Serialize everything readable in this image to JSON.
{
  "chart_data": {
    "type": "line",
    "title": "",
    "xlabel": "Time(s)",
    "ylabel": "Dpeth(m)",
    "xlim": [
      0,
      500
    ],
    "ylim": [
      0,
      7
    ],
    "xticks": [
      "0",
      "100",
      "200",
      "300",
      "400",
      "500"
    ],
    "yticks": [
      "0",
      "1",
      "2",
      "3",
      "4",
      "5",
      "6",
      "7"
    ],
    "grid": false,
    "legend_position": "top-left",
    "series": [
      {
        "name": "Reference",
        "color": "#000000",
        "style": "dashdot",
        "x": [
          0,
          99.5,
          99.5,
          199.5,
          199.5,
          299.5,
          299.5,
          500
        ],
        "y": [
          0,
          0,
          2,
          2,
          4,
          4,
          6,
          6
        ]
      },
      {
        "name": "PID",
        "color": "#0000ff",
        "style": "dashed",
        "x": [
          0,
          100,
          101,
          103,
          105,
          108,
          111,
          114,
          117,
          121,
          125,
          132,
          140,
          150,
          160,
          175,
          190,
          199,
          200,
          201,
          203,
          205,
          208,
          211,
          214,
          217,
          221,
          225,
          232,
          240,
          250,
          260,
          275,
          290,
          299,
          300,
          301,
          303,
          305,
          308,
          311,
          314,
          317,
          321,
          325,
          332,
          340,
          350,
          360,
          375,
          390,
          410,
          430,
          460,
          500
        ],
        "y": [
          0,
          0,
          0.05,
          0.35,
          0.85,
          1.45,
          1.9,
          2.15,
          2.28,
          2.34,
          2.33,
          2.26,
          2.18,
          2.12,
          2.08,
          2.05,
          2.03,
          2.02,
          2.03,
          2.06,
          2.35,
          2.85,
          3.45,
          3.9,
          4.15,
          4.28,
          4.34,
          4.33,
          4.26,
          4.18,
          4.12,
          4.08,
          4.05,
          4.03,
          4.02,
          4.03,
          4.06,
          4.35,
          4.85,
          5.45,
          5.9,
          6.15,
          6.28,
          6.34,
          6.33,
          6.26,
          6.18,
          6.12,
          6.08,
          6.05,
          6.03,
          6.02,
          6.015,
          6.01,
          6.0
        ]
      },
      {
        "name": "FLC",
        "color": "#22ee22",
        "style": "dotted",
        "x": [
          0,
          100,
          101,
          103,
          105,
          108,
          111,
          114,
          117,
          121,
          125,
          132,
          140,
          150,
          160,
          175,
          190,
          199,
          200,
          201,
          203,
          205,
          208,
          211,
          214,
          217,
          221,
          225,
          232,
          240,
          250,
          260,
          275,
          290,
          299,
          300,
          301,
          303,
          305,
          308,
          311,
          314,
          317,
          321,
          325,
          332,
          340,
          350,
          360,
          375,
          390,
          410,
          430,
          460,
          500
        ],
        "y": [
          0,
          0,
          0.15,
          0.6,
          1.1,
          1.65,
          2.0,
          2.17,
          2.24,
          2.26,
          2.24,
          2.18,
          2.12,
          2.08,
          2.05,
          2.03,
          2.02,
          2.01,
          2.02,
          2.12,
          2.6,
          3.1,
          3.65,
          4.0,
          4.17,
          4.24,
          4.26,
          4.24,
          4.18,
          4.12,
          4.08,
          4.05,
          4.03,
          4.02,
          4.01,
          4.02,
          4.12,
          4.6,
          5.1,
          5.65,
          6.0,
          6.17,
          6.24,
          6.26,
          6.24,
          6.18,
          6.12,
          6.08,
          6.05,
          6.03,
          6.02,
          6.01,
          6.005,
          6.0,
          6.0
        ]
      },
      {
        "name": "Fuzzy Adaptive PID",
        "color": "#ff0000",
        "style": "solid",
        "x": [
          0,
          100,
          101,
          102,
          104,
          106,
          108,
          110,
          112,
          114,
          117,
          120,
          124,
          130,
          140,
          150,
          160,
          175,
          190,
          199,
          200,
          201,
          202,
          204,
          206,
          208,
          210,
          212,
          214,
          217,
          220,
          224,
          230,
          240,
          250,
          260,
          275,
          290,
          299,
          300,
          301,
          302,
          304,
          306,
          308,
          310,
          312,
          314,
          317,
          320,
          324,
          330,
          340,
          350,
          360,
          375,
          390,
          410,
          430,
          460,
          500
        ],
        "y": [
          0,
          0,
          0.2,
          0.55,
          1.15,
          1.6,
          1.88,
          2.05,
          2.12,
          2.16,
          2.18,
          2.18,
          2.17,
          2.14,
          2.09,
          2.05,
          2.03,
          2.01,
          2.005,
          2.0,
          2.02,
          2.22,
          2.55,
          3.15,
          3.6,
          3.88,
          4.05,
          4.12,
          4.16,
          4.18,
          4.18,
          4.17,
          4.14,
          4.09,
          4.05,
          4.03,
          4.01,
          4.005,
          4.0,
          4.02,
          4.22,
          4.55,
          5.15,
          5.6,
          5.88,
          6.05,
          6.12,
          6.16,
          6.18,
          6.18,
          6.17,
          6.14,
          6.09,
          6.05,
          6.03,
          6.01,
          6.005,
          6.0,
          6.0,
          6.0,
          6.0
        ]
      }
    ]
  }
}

········

What is asked — Only the number is wanted: how many lines in the data include the word "name"?

Finished exercise — 4